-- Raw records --
═══
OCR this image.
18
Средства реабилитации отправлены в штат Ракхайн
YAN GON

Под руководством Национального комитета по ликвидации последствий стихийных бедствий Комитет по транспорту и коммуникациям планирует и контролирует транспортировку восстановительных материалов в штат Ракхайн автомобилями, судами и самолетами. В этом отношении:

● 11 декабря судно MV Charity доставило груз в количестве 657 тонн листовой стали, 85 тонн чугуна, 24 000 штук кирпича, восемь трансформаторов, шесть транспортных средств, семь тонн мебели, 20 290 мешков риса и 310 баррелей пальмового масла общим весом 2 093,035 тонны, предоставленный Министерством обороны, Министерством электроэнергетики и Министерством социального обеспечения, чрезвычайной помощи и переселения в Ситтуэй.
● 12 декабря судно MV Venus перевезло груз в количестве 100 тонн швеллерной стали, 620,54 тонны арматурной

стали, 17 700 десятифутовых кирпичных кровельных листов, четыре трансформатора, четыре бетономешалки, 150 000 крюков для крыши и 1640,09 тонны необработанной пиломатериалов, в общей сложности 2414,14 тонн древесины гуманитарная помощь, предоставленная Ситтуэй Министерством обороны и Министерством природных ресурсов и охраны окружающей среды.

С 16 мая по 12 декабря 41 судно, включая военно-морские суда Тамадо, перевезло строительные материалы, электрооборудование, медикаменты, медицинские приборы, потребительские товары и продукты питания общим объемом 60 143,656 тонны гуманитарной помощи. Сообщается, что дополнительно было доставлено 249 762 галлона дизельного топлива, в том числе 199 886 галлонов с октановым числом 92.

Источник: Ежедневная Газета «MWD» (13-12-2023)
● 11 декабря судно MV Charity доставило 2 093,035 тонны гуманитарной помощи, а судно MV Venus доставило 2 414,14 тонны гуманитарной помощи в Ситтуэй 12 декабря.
═══
-- PROBLEM TO SOLVE --
Transcribe the full listing above without leaving anything out.

-- OUTPUT BELOW --
OCR this image.
18
Средства реабилитации отправлены в штат Ракхайн
YAN GON

Под руководством Национального комитета по ликвидации последствий стихийных бедствий Комитет по транспорту и коммуникациям планирует и контролирует транспортировку восстановительных материалов в штат Ракхайн автомобилями, судами и самолетами. В этом отношении:

● 11 декабря судно MV Charity доставило груз в количестве 657 тонн листовой стали, 85 тонн чугуна, 24 000 штук кирпича, восемь трансформаторов, шесть транспортных средств, семь тонн мебели, 20 290 мешков риса и 310 баррелей пальмового масла общим весом 2 093,035 тонны, предоставленный Министерством обороны, Министерством электроэнергетики и Министерством социального обеспечения, чрезвычайной помощи и переселения в Ситтуэй.
● 12 декабря судно MV Venus перевезло груз в количестве 100 тонн швеллерной стали, 620,54 тонны арматурной

стали, 17 700 десятифутовых кирпичных кровельных листов, четыре трансформатора, четыре бетономешалки, 150 000 крюков для крыши и 1640,09 тонны необработанной пиломатериалов, в общей сложности 2414,14 тонн древесины гуманитарная помощь, предоставленная Ситтуэй Министерством обороны и Министерством природных ресурсов и охраны окружающей среды.

С 16 мая по 12 декабря 41 судно, включая военно-морские суда Тамадо, перевезло строительные материалы, электрооборудование, медикаменты, медицинские приборы, потребительские товары и продукты питания общим объемом 60 143,656 тонны гуманитарной помощи. Сообщается, что дополнительно было доставлено 249 762 галлона дизельного топлива, в том числе 199 886 галлонов с октановым числом 92.

Источник: Ежедневная Газета «MWD» (13-12-2023)
● 11 декабря судно MV Charity доставило 2 093,035 тонны гуманитарной помощи, а судно MV Venus доставило 2 414,14 тонны гуманитарной помощи в Ситтуэй 12 декабря.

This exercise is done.